Records from a collection of figures>
============================================================

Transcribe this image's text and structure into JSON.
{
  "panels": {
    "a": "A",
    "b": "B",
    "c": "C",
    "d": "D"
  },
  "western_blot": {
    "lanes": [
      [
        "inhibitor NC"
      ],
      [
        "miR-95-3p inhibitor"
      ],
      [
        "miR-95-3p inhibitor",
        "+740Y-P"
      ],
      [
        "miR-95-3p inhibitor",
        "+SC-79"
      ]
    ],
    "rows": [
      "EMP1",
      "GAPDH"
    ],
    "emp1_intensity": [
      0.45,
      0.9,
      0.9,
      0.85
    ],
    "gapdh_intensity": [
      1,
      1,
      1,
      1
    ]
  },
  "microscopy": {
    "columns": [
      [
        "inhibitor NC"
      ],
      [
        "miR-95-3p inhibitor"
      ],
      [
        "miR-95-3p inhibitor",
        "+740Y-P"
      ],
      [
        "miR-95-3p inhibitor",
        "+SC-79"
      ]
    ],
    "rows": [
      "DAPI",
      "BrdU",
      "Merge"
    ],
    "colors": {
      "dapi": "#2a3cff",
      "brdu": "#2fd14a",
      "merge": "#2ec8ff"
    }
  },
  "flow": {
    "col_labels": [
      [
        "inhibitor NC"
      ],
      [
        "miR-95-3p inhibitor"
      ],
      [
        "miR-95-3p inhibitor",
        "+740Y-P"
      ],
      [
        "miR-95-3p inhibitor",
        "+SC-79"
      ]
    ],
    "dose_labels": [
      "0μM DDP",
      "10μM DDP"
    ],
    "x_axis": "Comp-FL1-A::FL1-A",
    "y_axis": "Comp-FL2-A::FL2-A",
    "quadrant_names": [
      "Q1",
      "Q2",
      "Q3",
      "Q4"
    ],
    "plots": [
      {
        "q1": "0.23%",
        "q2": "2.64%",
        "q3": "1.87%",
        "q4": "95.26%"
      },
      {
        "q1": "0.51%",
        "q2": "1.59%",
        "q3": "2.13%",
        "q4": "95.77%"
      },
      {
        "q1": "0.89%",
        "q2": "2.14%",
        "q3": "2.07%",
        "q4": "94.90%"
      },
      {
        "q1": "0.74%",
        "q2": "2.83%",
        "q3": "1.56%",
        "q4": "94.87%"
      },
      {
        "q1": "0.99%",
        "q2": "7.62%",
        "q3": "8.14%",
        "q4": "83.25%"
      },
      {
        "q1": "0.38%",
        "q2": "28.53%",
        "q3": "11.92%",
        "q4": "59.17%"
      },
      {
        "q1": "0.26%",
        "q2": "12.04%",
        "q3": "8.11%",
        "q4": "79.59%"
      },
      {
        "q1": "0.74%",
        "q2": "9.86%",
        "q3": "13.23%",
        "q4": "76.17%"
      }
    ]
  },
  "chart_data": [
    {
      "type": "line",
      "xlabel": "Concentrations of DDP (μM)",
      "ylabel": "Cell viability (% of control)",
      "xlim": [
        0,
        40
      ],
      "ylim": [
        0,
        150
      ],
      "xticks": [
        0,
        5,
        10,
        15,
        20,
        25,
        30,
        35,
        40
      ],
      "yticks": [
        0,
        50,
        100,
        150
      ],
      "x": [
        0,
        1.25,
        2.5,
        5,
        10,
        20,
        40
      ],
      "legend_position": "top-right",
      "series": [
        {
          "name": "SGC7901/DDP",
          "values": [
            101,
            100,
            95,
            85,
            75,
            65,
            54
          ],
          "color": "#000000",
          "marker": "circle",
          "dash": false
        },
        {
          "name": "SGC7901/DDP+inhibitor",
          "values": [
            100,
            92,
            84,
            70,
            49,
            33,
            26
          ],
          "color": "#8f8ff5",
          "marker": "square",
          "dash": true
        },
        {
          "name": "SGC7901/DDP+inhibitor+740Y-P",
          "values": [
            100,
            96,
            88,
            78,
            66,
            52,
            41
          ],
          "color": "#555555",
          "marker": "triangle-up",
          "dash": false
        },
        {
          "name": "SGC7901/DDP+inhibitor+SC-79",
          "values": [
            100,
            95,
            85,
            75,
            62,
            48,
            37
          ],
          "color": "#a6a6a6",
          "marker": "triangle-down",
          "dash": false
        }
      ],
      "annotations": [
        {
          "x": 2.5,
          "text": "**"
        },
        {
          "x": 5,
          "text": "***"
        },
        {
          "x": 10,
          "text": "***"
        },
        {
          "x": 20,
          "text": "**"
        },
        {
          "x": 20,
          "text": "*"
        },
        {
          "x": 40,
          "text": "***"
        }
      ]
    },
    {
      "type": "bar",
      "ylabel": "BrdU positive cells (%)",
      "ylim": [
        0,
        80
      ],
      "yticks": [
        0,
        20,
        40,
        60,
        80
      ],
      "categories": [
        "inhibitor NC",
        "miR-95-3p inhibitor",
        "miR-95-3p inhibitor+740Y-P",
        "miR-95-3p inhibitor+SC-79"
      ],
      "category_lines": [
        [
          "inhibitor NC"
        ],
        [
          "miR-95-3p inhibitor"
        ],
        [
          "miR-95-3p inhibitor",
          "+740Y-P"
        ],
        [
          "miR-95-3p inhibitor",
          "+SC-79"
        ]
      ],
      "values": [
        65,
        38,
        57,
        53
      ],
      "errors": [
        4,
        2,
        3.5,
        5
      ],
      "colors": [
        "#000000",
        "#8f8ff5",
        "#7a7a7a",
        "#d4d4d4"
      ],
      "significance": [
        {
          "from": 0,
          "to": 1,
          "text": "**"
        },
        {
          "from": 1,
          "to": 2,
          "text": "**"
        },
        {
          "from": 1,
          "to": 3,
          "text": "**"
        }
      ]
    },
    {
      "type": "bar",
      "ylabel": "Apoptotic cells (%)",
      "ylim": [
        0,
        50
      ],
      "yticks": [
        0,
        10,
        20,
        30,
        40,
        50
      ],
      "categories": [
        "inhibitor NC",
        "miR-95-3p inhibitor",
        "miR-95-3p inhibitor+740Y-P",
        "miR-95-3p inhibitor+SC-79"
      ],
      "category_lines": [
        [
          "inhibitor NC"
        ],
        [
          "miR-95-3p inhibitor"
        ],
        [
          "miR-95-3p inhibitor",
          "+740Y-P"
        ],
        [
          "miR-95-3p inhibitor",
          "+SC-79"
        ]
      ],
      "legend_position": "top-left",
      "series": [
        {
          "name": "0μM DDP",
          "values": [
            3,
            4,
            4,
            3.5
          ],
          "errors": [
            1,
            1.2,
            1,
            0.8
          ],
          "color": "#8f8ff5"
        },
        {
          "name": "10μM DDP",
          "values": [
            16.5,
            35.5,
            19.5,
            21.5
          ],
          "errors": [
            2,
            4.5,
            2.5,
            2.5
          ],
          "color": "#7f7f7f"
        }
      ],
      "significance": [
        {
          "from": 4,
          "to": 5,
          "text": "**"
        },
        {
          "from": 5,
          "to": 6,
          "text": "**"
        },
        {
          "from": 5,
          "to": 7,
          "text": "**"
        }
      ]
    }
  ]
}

============================================================

In the records above, how many lines contain the word "triangle"? Give the number alone.

2